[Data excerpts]
____________________
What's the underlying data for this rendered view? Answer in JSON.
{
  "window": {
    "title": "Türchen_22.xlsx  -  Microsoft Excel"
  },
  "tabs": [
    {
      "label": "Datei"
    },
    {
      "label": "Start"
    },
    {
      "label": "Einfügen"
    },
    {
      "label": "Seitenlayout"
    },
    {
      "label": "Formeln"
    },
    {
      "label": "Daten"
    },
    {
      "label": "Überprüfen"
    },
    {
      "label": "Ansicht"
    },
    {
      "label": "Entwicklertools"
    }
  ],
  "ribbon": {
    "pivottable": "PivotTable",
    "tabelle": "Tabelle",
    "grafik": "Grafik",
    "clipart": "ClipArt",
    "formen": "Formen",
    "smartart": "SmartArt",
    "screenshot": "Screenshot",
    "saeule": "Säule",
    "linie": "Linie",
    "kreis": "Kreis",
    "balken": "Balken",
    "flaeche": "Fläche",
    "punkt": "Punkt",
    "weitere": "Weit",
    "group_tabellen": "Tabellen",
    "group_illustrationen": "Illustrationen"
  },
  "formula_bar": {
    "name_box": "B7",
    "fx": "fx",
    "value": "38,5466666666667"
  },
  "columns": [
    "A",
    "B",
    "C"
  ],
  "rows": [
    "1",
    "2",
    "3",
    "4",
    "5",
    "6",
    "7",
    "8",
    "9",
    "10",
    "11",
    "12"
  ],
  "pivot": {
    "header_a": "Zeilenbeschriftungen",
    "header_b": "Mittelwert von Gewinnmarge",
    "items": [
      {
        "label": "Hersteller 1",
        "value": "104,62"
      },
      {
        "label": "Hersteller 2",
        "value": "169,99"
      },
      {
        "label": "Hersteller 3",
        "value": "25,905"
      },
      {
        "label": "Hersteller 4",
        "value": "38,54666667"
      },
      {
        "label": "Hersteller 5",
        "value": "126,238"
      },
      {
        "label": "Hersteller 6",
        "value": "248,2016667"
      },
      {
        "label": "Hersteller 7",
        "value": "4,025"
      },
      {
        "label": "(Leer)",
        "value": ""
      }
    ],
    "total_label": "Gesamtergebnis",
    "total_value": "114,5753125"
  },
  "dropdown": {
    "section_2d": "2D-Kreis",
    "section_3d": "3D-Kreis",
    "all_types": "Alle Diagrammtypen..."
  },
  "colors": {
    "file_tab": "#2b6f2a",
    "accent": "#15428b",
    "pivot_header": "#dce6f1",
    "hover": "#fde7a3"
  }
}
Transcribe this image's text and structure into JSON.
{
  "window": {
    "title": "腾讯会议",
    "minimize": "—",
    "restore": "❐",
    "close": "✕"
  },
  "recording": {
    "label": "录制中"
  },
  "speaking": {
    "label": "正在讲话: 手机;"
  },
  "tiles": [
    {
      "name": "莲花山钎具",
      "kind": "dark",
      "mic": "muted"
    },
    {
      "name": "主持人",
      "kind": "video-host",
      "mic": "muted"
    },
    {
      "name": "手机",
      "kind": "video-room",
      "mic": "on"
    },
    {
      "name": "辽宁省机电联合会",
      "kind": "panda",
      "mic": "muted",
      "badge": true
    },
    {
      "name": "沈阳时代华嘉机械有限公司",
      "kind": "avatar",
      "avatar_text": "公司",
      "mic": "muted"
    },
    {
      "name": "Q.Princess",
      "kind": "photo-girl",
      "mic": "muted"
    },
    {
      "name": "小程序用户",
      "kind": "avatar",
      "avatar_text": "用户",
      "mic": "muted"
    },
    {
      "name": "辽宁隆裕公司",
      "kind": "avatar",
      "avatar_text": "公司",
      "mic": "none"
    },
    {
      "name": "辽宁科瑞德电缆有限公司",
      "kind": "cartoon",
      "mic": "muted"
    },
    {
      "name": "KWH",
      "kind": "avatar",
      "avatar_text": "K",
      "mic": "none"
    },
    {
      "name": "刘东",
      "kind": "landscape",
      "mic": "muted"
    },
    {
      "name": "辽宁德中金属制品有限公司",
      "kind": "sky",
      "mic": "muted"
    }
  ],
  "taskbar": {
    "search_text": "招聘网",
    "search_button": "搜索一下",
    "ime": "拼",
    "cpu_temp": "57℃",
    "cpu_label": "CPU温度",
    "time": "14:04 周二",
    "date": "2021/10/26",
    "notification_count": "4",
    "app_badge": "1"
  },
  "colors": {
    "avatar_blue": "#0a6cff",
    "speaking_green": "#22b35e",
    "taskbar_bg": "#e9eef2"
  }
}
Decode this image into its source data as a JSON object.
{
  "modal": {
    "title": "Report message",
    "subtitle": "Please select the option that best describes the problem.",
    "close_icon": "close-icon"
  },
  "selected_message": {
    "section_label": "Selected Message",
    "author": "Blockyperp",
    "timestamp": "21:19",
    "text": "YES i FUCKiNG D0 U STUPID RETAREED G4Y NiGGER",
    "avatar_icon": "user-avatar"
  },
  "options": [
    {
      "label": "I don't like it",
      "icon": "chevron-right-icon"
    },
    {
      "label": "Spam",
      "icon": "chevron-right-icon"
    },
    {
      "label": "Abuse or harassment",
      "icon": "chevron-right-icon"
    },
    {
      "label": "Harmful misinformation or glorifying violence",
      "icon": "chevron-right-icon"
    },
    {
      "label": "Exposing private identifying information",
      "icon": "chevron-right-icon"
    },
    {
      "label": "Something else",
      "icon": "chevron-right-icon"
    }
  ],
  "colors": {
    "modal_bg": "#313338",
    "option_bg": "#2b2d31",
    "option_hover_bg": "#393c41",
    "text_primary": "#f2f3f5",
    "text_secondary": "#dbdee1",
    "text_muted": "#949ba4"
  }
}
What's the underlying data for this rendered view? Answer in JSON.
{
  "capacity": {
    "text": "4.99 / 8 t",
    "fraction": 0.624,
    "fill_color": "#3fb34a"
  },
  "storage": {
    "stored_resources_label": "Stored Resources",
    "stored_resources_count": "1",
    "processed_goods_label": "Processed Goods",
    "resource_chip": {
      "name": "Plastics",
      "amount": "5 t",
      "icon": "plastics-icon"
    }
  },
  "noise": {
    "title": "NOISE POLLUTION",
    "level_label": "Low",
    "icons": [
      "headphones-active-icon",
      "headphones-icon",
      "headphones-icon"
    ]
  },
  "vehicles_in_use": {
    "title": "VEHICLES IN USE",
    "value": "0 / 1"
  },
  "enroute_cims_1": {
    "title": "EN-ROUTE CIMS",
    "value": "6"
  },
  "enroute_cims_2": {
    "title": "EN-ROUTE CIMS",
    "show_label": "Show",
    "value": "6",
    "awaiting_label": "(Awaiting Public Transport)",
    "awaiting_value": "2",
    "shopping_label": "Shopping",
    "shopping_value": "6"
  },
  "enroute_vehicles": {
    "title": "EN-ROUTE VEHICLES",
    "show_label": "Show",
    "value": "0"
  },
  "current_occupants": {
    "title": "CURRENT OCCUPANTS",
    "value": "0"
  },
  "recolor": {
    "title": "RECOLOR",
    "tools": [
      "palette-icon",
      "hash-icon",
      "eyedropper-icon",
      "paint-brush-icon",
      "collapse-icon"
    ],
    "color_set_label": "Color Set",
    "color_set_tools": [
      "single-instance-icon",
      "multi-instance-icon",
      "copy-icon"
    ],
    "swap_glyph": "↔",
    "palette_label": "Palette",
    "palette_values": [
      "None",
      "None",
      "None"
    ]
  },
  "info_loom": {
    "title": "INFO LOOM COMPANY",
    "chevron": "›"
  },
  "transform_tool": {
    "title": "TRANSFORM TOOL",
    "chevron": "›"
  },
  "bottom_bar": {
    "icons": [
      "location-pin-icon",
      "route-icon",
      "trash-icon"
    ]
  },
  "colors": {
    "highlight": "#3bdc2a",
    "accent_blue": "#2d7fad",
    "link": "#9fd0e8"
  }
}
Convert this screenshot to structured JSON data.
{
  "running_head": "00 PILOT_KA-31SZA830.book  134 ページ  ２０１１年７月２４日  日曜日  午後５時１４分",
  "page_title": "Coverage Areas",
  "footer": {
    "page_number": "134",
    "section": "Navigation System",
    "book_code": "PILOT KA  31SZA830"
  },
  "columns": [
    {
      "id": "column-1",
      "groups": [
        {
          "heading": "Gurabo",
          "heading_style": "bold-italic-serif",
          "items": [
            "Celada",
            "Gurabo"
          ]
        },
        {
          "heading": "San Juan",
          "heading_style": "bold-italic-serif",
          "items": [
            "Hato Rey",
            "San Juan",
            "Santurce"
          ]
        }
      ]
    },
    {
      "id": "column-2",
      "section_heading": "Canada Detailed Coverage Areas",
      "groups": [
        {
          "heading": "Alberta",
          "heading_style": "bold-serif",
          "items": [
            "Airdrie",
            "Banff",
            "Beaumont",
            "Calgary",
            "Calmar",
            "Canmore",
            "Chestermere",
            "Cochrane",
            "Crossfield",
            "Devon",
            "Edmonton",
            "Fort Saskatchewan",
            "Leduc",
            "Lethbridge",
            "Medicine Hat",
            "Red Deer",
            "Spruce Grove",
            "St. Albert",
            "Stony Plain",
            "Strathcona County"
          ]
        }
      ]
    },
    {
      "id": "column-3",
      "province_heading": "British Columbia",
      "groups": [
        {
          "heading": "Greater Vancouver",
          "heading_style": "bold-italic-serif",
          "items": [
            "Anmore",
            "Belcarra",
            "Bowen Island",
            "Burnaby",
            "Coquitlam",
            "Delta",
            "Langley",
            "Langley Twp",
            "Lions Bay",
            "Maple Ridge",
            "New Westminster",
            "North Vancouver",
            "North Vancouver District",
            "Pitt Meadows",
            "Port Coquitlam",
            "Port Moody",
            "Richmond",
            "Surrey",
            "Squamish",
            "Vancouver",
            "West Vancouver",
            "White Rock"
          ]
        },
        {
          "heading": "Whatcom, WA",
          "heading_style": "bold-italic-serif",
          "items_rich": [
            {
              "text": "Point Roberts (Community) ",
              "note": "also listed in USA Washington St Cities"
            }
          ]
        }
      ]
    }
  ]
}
____________________
__EXERCISE DESCRIPTION__
Using the records above, gather all lines where the string "Areas" is present.

__TASK SOLUTION__
  "page_title": "Coverage Areas",
      "section_heading": "Canada Detailed Coverage Areas",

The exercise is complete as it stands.